▸ **TASK INSTRUCTIONS**: Repeat verbatim the lines of the data below, beginning with the line containing "What text is on this page?" and continuing to the end.

▸ **DATA PROVIDED**:
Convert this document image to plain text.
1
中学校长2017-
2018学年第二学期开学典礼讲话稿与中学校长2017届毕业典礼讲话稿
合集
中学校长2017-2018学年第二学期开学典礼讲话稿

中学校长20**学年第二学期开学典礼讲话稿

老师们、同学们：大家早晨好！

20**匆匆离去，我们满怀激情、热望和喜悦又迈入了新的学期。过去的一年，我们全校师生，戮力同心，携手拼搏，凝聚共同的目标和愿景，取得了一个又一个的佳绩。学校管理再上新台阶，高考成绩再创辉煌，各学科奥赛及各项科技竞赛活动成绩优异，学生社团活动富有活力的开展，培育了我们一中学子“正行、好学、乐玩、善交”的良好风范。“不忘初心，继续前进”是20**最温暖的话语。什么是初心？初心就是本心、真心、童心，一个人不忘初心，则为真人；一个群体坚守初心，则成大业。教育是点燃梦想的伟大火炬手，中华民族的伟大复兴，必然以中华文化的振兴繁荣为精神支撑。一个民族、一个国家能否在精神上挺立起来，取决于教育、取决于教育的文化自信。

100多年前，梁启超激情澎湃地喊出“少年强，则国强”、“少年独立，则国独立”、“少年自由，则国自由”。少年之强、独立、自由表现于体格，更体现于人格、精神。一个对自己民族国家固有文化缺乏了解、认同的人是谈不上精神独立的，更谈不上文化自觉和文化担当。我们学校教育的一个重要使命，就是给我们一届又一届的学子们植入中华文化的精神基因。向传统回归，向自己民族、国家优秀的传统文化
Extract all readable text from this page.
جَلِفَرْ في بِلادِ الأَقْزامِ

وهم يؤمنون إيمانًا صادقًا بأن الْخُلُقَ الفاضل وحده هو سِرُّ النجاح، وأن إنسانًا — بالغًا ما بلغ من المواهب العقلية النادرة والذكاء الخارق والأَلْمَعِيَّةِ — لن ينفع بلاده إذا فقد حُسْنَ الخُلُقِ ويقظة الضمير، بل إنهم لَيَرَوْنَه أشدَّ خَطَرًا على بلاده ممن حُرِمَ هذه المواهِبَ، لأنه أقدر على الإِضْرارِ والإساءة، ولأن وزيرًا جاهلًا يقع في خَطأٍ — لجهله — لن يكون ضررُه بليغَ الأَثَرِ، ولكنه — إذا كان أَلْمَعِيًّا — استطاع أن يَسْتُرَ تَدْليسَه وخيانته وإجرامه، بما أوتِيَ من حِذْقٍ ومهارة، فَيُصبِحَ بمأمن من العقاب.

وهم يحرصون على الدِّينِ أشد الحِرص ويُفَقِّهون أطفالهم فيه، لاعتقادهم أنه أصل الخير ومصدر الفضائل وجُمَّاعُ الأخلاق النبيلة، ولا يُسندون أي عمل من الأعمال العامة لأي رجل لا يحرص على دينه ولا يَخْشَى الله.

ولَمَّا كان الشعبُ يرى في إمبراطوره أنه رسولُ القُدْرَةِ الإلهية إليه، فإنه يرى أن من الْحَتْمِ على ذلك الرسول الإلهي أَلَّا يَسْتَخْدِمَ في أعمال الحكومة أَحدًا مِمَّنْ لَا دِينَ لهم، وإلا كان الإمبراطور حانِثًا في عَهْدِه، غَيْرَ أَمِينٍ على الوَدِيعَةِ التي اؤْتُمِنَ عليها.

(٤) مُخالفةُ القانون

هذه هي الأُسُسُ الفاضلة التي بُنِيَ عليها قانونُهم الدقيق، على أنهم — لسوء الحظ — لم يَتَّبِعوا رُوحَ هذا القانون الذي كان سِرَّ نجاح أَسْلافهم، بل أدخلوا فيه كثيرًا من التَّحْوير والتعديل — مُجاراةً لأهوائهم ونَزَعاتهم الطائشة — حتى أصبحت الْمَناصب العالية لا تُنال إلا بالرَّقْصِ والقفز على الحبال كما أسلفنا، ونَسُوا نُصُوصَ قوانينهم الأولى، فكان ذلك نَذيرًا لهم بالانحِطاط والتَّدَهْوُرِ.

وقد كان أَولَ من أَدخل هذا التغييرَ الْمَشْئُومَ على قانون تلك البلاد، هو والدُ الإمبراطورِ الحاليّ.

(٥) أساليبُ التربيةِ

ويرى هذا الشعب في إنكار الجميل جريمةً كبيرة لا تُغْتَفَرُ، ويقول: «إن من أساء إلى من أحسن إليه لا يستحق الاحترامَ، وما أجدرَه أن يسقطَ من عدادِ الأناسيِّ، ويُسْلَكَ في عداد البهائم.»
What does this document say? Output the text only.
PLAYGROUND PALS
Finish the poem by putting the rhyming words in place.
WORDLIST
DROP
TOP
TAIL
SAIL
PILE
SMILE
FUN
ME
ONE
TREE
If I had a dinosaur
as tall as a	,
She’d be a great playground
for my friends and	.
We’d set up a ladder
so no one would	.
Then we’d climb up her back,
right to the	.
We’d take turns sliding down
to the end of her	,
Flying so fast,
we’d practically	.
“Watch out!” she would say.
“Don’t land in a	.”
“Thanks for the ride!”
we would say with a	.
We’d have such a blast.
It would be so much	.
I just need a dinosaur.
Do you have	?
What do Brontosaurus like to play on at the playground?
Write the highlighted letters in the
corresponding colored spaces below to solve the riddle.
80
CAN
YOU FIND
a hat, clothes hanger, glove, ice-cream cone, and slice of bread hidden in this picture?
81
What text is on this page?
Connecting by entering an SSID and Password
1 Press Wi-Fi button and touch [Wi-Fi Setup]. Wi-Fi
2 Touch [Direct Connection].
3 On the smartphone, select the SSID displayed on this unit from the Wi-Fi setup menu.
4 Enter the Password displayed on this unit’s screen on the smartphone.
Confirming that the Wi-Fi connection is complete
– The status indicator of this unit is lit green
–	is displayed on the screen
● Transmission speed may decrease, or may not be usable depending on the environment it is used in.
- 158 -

▸ **TASK OUTPUT**:
What text is on this page?
Connecting by entering an SSID and Password
1 Press Wi-Fi button and touch [Wi-Fi Setup]. Wi-Fi
2 Touch [Direct Connection].
3 On the smartphone, select the SSID displayed on this unit from the Wi-Fi setup menu.
4 Enter the Password displayed on this unit’s screen on the smartphone.
Confirming that the Wi-Fi connection is complete
– The status indicator of this unit is lit green
–	is displayed on the screen
● Transmission speed may decrease, or may not be usable depending on the environment it is used in.
- 158 -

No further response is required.